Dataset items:
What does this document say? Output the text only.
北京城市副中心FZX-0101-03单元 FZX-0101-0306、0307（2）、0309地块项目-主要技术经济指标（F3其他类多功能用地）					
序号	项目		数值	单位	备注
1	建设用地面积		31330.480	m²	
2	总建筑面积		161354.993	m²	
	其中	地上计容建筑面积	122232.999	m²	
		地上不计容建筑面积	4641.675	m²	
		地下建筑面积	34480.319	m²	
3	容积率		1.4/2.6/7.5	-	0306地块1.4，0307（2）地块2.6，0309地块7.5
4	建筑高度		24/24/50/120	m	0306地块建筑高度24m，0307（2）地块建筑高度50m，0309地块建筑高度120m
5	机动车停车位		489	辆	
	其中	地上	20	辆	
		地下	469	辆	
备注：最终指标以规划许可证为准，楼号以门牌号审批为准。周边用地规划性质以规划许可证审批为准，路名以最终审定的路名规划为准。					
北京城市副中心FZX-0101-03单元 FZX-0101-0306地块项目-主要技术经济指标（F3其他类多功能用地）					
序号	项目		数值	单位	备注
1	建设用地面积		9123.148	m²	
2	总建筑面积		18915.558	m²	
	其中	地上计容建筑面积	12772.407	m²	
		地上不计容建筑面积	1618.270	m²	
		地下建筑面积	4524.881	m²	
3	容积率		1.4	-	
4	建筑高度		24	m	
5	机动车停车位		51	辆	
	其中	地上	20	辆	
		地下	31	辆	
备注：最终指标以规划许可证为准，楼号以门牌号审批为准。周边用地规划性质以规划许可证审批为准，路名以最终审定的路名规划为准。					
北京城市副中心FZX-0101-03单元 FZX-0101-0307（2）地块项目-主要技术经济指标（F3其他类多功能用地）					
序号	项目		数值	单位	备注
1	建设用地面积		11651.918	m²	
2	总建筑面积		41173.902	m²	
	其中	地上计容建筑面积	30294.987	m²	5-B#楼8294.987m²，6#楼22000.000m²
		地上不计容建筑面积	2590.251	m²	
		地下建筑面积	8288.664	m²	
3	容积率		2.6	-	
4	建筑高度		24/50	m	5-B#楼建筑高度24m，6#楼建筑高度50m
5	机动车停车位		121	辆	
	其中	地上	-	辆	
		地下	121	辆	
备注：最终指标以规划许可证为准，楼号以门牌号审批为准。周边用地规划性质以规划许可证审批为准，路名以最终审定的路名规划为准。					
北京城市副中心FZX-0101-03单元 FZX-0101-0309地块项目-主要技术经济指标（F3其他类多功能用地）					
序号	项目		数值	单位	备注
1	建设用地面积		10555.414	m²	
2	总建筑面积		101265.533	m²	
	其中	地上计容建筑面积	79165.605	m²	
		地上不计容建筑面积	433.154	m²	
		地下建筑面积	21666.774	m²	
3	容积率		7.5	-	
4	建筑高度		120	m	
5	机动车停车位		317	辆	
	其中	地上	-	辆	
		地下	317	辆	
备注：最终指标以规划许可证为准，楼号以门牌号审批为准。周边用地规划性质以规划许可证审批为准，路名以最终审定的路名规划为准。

- [AIM OF THE TASK]:
Nothing should be changed: write out all of the data as is.

- [TASK ANSWER]:
What does this document say? Output the text only.
北京城市副中心FZX-0101-03单元 FZX-0101-0306、0307（2）、0309地块项目-主要技术经济指标（F3其他类多功能用地）					
序号	项目		数值	单位	备注
1	建设用地面积		31330.480	m²	
2	总建筑面积		161354.993	m²	
	其中	地上计容建筑面积	122232.999	m²	
		地上不计容建筑面积	4641.675	m²	
		地下建筑面积	34480.319	m²	
3	容积率		1.4/2.6/7.5	-	0306地块1.4，0307（2）地块2.6，0309地块7.5
4	建筑高度		24/24/50/120	m	0306地块建筑高度24m，0307（2）地块建筑高度50m，0309地块建筑高度120m
5	机动车停车位		489	辆	
	其中	地上	20	辆	
		地下	469	辆	
备注：最终指标以规划许可证为准，楼号以门牌号审批为准。周边用地规划性质以规划许可证审批为准，路名以最终审定的路名规划为准。					
北京城市副中心FZX-0101-03单元 FZX-0101-0306地块项目-主要技术经济指标（F3其他类多功能用地）					
序号	项目		数值	单位	备注
1	建设用地面积		9123.148	m²	
2	总建筑面积		18915.558	m²	
	其中	地上计容建筑面积	12772.407	m²	
		地上不计容建筑面积	1618.270	m²	
		地下建筑面积	4524.881	m²	
3	容积率		1.4	-	
4	建筑高度		24	m	
5	机动车停车位		51	辆	
	其中	地上	20	辆	
		地下	31	辆	
备注：最终指标以规划许可证为准，楼号以门牌号审批为准。周边用地规划性质以规划许可证审批为准，路名以最终审定的路名规划为准。					
北京城市副中心FZX-0101-03单元 FZX-0101-0307（2）地块项目-主要技术经济指标（F3其他类多功能用地）					
序号	项目		数值	单位	备注
1	建设用地面积		11651.918	m²	
2	总建筑面积		41173.902	m²	
	其中	地上计容建筑面积	30294.987	m²	5-B#楼8294.987m²，6#楼22000.000m²
		地上不计容建筑面积	2590.251	m²	
		地下建筑面积	8288.664	m²	
3	容积率		2.6	-	
4	建筑高度		24/50	m	5-B#楼建筑高度24m，6#楼建筑高度50m
5	机动车停车位		121	辆	
	其中	地上	-	辆	
		地下	121	辆	
备注：最终指标以规划许可证为准，楼号以门牌号审批为准。周边用地规划性质以规划许可证审批为准，路名以最终审定的路名规划为准。					
北京城市副中心FZX-0101-03单元 FZX-0101-0309地块项目-主要技术经济指标（F3其他类多功能用地）					
序号	项目		数值	单位	备注
1	建设用地面积		10555.414	m²	
2	总建筑面积		101265.533	m²	
	其中	地上计容建筑面积	79165.605	m²	
		地上不计容建筑面积	433.154	m²	
		地下建筑面积	21666.774	m²	
3	容积率		7.5	-	
4	建筑高度		120	m	
5	机动车停车位		317	辆	
	其中	地上	-	辆	
		地下	317	辆	
备注：最终指标以规划许可证为准，楼号以门牌号审批为准。周边用地规划性质以规划许可证审批为准，路名以最终审定的路名规划为准。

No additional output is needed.